Directions for this task:
Work out how many lines include "label" and answer with that number only.

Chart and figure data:
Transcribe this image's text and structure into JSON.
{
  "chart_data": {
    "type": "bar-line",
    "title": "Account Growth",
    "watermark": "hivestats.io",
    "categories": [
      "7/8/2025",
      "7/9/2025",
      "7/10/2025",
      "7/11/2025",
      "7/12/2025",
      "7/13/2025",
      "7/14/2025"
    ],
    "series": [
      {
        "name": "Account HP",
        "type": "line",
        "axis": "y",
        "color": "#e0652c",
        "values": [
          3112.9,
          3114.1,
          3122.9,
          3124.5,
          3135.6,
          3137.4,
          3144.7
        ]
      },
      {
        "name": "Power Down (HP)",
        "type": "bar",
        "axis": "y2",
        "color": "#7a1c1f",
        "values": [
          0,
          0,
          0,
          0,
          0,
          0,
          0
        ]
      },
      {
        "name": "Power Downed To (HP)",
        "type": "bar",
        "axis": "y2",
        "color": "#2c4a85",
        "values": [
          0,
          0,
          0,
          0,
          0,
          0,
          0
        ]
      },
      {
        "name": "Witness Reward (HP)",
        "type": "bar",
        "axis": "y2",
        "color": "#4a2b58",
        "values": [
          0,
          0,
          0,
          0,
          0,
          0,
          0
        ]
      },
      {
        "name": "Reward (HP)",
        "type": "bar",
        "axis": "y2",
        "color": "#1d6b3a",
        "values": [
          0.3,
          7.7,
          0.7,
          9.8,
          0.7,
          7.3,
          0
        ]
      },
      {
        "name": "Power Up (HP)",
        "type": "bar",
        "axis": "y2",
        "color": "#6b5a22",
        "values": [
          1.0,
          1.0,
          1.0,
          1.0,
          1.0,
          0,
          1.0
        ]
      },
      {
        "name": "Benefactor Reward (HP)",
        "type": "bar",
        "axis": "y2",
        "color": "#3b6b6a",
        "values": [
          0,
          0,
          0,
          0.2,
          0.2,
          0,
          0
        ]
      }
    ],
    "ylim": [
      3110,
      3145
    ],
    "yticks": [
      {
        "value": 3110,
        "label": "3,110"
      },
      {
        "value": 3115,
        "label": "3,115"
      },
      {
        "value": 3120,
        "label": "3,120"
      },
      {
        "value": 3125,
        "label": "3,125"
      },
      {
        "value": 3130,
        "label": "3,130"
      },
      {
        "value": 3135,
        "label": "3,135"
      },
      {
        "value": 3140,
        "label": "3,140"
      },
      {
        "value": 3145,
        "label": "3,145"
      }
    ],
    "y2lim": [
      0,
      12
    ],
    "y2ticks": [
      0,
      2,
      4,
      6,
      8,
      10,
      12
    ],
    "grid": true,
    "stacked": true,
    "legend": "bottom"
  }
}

Worked solution:
8